-- BEGIN Task input --
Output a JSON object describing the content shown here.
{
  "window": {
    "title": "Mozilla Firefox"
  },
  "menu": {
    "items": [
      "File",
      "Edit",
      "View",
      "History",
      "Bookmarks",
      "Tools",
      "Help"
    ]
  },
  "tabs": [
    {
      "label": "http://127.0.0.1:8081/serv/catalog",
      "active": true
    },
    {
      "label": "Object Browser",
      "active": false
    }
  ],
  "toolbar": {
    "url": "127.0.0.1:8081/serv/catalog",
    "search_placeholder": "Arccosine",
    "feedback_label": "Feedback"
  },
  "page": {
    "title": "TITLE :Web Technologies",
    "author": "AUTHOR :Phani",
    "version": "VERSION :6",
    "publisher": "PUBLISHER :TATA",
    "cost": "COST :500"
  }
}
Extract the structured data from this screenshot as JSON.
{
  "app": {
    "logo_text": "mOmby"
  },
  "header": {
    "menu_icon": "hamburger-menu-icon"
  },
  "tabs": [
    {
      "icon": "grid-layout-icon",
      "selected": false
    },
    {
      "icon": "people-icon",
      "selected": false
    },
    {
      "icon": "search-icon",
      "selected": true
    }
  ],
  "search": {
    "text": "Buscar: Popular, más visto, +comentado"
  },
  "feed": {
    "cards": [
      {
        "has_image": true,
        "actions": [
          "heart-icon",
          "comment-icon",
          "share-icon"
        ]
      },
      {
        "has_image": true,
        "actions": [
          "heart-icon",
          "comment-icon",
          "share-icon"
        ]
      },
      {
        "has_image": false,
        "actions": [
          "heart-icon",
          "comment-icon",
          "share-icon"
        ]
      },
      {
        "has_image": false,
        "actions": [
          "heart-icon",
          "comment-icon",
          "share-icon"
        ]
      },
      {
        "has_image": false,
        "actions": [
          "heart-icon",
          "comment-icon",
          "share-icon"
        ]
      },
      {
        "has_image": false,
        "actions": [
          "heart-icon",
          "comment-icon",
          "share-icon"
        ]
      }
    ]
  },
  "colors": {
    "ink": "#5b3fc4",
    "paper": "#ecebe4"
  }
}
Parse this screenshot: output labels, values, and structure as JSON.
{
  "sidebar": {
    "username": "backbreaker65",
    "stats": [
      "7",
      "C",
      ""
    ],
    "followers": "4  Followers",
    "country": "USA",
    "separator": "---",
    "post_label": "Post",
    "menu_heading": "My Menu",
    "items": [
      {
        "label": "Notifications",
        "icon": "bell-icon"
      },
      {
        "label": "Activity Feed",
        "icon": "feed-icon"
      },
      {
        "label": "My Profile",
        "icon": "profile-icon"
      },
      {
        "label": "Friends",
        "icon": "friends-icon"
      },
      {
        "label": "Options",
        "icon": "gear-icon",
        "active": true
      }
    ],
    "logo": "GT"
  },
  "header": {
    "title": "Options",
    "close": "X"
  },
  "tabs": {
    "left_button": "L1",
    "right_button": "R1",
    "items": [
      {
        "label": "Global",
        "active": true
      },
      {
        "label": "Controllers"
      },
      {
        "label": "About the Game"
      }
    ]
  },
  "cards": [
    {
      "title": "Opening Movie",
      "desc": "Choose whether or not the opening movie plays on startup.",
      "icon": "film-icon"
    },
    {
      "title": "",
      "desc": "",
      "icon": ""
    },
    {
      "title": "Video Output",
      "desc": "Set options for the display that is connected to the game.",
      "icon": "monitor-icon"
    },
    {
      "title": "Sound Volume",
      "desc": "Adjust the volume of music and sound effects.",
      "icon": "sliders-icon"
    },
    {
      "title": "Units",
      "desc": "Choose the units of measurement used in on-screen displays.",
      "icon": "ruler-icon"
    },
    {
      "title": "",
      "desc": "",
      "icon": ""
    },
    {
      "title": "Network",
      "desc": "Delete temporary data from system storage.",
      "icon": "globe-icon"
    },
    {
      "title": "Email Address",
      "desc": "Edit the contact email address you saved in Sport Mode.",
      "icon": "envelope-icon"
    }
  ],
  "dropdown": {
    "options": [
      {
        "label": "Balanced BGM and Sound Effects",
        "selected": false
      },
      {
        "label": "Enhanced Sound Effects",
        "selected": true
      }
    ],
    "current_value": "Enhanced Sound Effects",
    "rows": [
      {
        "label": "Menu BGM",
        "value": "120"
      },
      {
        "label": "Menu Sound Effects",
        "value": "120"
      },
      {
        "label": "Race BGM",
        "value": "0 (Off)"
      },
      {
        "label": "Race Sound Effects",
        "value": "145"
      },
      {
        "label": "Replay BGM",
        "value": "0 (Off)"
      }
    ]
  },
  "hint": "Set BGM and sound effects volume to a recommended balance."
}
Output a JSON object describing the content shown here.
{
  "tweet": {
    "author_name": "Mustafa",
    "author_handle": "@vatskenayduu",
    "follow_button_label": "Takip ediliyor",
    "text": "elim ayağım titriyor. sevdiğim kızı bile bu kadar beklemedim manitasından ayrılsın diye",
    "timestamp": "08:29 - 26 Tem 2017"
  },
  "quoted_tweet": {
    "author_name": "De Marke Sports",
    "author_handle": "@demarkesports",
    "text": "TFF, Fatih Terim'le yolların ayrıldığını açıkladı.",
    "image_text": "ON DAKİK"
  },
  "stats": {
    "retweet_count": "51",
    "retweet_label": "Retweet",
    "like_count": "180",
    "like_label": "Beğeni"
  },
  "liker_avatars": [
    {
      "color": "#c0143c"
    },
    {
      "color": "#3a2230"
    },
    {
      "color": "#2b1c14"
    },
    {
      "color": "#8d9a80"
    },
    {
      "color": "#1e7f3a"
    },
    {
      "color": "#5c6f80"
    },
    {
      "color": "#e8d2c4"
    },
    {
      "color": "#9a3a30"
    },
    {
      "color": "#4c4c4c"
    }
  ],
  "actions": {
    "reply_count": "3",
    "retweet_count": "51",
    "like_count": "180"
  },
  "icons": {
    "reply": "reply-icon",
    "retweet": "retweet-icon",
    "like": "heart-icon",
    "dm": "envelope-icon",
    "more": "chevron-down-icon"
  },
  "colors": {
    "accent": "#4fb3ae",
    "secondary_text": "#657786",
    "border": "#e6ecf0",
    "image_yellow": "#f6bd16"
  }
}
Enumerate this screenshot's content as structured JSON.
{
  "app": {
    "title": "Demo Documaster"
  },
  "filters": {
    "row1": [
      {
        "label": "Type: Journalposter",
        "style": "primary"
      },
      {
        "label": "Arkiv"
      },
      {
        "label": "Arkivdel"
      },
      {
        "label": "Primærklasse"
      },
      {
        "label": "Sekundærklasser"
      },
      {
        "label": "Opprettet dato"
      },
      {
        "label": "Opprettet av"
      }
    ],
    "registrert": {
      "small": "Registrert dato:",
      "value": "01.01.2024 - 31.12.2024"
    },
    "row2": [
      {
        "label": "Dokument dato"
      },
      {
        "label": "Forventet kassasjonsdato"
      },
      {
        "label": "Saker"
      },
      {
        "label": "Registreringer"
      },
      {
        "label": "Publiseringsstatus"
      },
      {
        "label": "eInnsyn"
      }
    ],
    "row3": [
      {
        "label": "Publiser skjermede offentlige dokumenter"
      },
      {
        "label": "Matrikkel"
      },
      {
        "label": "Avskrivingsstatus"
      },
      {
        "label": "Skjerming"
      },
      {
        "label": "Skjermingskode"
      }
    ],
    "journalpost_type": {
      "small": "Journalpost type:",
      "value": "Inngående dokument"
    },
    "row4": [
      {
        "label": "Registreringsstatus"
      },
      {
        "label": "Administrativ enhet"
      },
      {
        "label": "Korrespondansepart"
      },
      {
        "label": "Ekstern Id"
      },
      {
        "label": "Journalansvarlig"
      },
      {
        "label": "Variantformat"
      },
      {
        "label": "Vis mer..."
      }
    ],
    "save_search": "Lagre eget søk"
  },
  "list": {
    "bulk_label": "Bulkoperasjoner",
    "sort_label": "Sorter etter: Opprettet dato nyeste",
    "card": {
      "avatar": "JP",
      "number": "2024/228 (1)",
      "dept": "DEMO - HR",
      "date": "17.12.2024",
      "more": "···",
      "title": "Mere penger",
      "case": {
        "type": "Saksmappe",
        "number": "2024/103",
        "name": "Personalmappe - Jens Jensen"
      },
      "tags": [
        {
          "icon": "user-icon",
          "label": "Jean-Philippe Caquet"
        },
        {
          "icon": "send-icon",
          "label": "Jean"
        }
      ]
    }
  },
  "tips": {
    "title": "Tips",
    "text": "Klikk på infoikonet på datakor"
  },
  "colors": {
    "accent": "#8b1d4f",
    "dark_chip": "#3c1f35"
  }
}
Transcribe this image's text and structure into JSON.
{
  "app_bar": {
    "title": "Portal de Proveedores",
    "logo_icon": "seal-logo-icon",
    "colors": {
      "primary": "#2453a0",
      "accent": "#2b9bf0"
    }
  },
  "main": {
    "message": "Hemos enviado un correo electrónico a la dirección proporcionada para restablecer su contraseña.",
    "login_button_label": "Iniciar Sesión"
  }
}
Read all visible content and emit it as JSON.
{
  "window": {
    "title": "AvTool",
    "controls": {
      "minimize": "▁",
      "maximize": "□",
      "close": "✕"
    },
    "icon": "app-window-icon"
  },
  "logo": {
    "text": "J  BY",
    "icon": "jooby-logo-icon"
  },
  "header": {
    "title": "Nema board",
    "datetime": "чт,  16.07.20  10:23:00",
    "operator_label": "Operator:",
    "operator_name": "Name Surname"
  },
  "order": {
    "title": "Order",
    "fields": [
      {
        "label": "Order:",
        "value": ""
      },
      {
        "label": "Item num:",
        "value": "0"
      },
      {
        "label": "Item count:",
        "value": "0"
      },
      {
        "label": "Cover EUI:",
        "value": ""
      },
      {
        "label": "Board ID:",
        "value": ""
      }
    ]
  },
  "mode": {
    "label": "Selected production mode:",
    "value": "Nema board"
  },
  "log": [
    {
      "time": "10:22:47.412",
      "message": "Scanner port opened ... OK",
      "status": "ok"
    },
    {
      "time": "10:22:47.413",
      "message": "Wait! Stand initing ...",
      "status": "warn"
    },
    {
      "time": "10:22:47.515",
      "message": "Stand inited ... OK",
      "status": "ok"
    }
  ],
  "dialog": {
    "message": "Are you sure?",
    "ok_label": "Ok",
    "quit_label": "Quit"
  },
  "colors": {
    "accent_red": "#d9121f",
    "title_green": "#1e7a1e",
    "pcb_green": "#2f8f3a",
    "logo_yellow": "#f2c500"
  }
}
-- END Task input --
From the listing above, find the number of lines with the word "serv" in them. Answer with the number only.

> **Answer below**
2